So, although I may not have had definite vision for what I did want Plunder the Tombs to be, I also had some spectacularly bad examples that I knew I didn’t want to be. If bad examples are good for anything then it’s as educational material. To understand what it did become, it’s probably useful to understand what motivated me to create Plunder the Tombs in the first place. You see, after becoming hugely disillusioned with what the Goth scene had become, I basically all but walked away from it for almost a decade. I spent most of the early parts of the 21st century exploring Electro Clash, Black Metal and Post-Rock, and my visits to Goth clubs became less and less frequent, not helped by the realization that I was quite literally old enough to be some of the new kids’ Dad. (I recently met one of the newer Goth DJs on the block – she was 22, which means she was born the year I started DJing, which was quite the little mindfuck.

I’m sharing a DJ booth with her at the next Descent in about two weeks though which should be fun). But I’m getting off-track. One day in 2010 I suddenly clued onto the fact that I actually was still interested in Goth music, but after almost two decades of DJing the stuff, while I had accumulated a huge collection, I was only still listening to the older stuff. This, bands like Sex-Gang Children, Virgin Prunes and Rozz-era Christian Death, I realized that I was still really passionate about in a way that I hadn’t been with anything since. This set off a train of thought – “What was there out there that I’d missed out on the first time around?” and I dragged Mick Mercer’s first two books off my bookshelf for the first time in years, dusted them off, and quickly realized what a huge volume of material there actually was lurking out there.

Looking around on the net one of the first things I found was that Anagram/Cherry Red had released a compilation of pretty much everything Blood and Roses had ever recorded which I bought immediately. To my delight, it was absolutely jaw-dropping. One of the best albums I’d picked up in years. In fact, it’s still one of my favorite albums. How had Blood and Roses been lost? What else could be awaiting discovery? Needless to say, I was determined to find out. In real life, I work in a research unit (Before you ask, my work has absolutely nothing to do with music), so I decided apply those skills to document my findings. And although I try to write Plunder the Tombs in a light-hearted vein, that’s exactly what it is – a museum and a research project.

As I looked through your posts I wanted to ask you about the first year of the blog’s existence. How did the year progress and what did you accomplish in that year alone? Do you have any favorite posts, or any posts that garnered a lot of attention from people?

– The first year was certainly an interesting experience, not least because although I’d written some material for small local fanzines before, I’d never tried anything like this, and certainly not in media that would reach beyond Perth. At first I was just writing for myself, and I wasn’t really sure anyone else would be that interested in my “pontifications” on early “Goth”. From recollection, I wrote most of the first month’s postings in one big hit so I’d have some material published before I tried to promote the thing. This probably explains why most of the earlier posts were relatively short as I tried to both get out material and co-ordinate a definite style for the format that posts should appear in. More recent posts tend to be vastly longer and take a very long time to put together, which is partially the reason why the rate of posting has dropped.

### Listed entries

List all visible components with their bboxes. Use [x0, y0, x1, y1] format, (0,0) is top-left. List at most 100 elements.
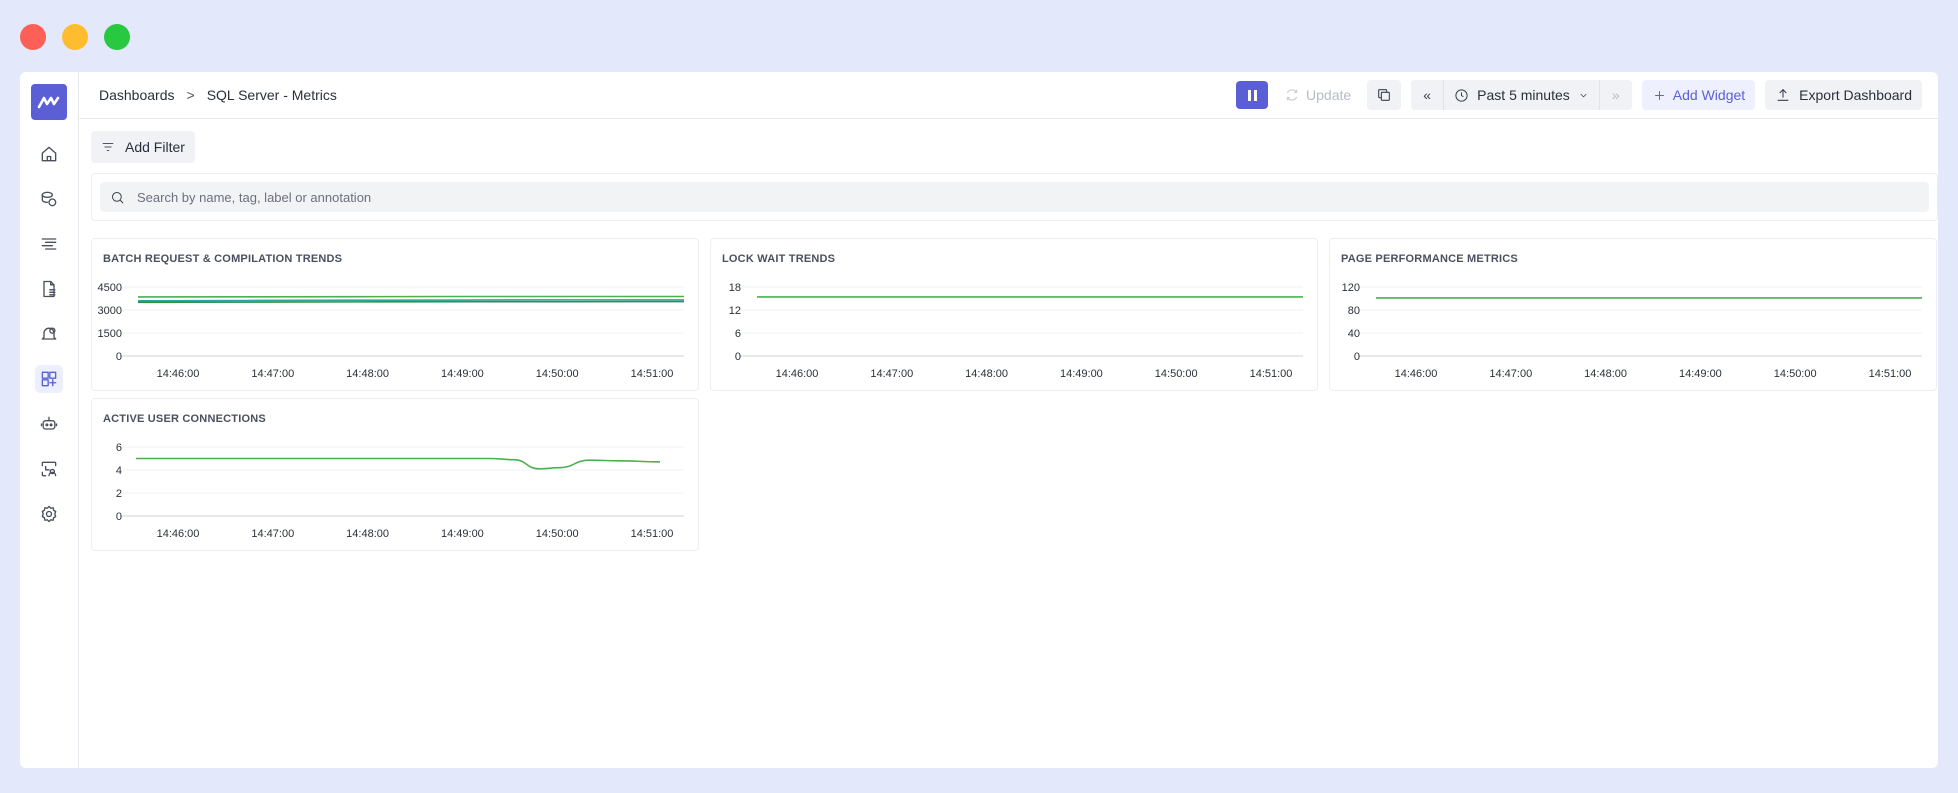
- series-line: [137, 299, 684, 302]
- search-input[interactable]: [137, 189, 737, 205]
- x-tick-label: 14:49:00: [441, 528, 484, 540]
- search-bar: [100, 182, 1929, 212]
- dashboards-icon: [41, 371, 57, 387]
- chart-lock-wait: 0 6 12 18 14:46:00 14:47:00 14:48:00 14:49:00 14…: [729, 282, 1303, 380]
- update-label: Update: [1306, 87, 1352, 103]
- search-container: [91, 173, 1938, 221]
- settings-icon: [41, 505, 57, 523]
- x-tick-label: 14:48:00: [965, 368, 1008, 380]
- chart-batch-request: 0 1500 3000 4500 14:46:00 14:47:00 14:48:00 14:…: [98, 282, 685, 380]
- time-forward-button[interactable]: »: [1600, 80, 1632, 110]
- sidebar-item-settings[interactable]: [35, 500, 63, 528]
- y-tick-label: 12: [729, 305, 741, 317]
- ai-bot-icon: [40, 416, 58, 430]
- pause-refresh-button[interactable]: [1236, 81, 1269, 109]
- logo-mark-icon: [37, 96, 60, 109]
- sidebar-item-infrastructure[interactable]: [35, 185, 63, 213]
- x-tick-label: 14:51:00: [631, 368, 674, 380]
- x-tick-label: 14:50:00: [536, 528, 579, 540]
- clone-dashboard-button[interactable]: [1367, 80, 1402, 110]
- x-tick-label: 14:47:00: [870, 368, 913, 380]
- add-widget-label: Add Widget: [1672, 87, 1746, 103]
- x-tick-label: 14:48:00: [1584, 368, 1627, 380]
- y-tick-label: 80: [1348, 305, 1360, 317]
- copy-icon: [1378, 89, 1391, 101]
- y-tick-label: 6: [116, 442, 122, 454]
- breadcrumb-separator: >: [186, 87, 195, 103]
- add-filter-button[interactable]: Add Filter: [91, 131, 195, 163]
- home-icon: [41, 146, 57, 162]
- x-tick-label: 14:46:00: [1395, 368, 1438, 380]
- x-tick-label: 14:50:00: [1155, 368, 1198, 380]
- widget-page-performance[interactable]: PAGE PERFORMANCE METRICS 0 40 80 120 14:46:0…: [1329, 238, 1937, 391]
- y-tick-label: 2: [116, 488, 122, 500]
- breadcrumb-current: SQL Server - Metrics: [206, 87, 337, 103]
- breadcrumb: Dashboards > SQL Server - Metrics: [99, 87, 1236, 103]
- minimize-window-button[interactable]: [62, 24, 88, 50]
- alerts-icon: [41, 327, 57, 340]
- y-tick-label: 120: [1342, 282, 1360, 294]
- logs-icon: [41, 238, 57, 250]
- sidebar-item-ai-bot[interactable]: [35, 410, 63, 438]
- infrastructure-icon: [41, 191, 57, 207]
- reports-icon: [43, 280, 56, 298]
- sidebar-item-synthetics[interactable]: [35, 455, 63, 483]
- x-tick-label: 14:49:00: [1679, 368, 1722, 380]
- x-tick-label: 14:50:00: [1774, 368, 1817, 380]
- app-logo[interactable]: [31, 84, 67, 120]
- widget-active-user-connections[interactable]: ACTIVE USER CONNECTIONS 0 2 4 6 14:46:00 14:4…: [91, 398, 699, 551]
- x-tick-label: 14:48:00: [346, 528, 389, 540]
- time-range-label: Past 5 minutes: [1477, 87, 1570, 103]
- sidebar-item-logs[interactable]: [35, 230, 63, 258]
- y-tick-label: 4: [116, 465, 122, 477]
- widget-lock-wait[interactable]: LOCK WAIT TRENDS 0 6 12 18 14:46:00 14:47:00 1…: [710, 238, 1318, 391]
- x-tick-label: 14:50:00: [536, 368, 579, 380]
- sidebar: [20, 72, 79, 768]
- y-tick-label: 4500: [98, 282, 122, 294]
- add-widget-button[interactable]: Add Widget: [1641, 80, 1756, 110]
- sidebar-item-alerts[interactable]: [35, 320, 63, 348]
- x-tick-label: 14:47:00: [1489, 368, 1532, 380]
- time-range-group: « Past 5 minutes »: [1411, 80, 1632, 110]
- export-dashboard-button[interactable]: Export Dashboard: [1765, 80, 1922, 110]
- chevron-down-icon: [1580, 93, 1587, 97]
- top-bar: Dashboards > SQL Server - Metrics Update…: [79, 72, 1938, 119]
- chart-active-user-connections: 0 2 4 6 14:46:00 14:47:00 14:48:00 14:49:00 14:5…: [116, 442, 684, 540]
- time-back-button[interactable]: «: [1411, 80, 1443, 110]
- sidebar-item-reports[interactable]: [35, 275, 63, 303]
- update-button[interactable]: Update: [1278, 81, 1357, 109]
- synthetics-icon: [41, 461, 57, 477]
- sidebar-item-dashboards[interactable]: [35, 365, 63, 393]
- x-tick-label: 14:46:00: [776, 368, 819, 380]
- y-tick-label: 0: [735, 351, 741, 363]
- close-window-button[interactable]: [20, 24, 46, 50]
- pause-icon-bar: [1253, 89, 1257, 101]
- filter-row: Add Filter: [79, 119, 1938, 163]
- filter-icon: [102, 143, 114, 151]
- add-filter-label: Add Filter: [125, 139, 185, 155]
- pause-icon: [1247, 89, 1251, 101]
- series-line: [137, 300, 685, 304]
- app-window: Dashboards > SQL Server - Metrics Update…: [20, 72, 1938, 768]
- export-label: Export Dashboard: [1799, 87, 1912, 103]
- refresh-icon: [1286, 89, 1298, 101]
- maximize-window-button[interactable]: [104, 24, 130, 50]
- x-tick-label: 14:49:00: [441, 368, 484, 380]
- x-tick-label: 14:47:00: [251, 528, 294, 540]
- upload-icon: [1777, 88, 1789, 101]
- x-tick-label: 14:51:00: [1250, 368, 1293, 380]
- x-tick-label: 14:51:00: [631, 528, 674, 540]
- x-tick-label: 14:46:00: [157, 368, 200, 380]
- widget-batch-request[interactable]: BATCH REQUEST & COMPILATION TRENDS 0 1500…: [91, 238, 699, 391]
- x-tick-label: 14:48:00: [346, 368, 389, 380]
- x-tick-label: 14:46:00: [157, 528, 200, 540]
- y-tick-label: 1500: [98, 328, 122, 340]
- chart-page-performance: 0 40 80 120 14:46:00 14:47:00 14:48:00 14:49:00…: [1342, 282, 1922, 380]
- time-range-picker[interactable]: Past 5 minutes: [1443, 80, 1600, 110]
- series-line: [135, 457, 661, 470]
- x-tick-label: 14:51:00: [1869, 368, 1912, 380]
- breadcrumb-dashboards-link[interactable]: Dashboards: [99, 87, 175, 103]
- search-icon: [112, 191, 124, 203]
- sidebar-item-home[interactable]: [35, 140, 63, 168]
- y-tick-label: 0: [1354, 351, 1360, 363]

### Problem set
1 > In one to three sentences, explain why the earlier posts on Plunder the Tombs were relatively short, according to the interview.
2 > In the interview, in what year did the blogger realize a continuing interest in Goth music?
The data above comes from a different source than the interview.

### Final results
1 > Most of the first month's posts were written in one big hit so there would be material published before the blog was promoted. At that stage the writer was also trying both to get material out and to settle on a definite style for the format of the posts.

2 > 2010.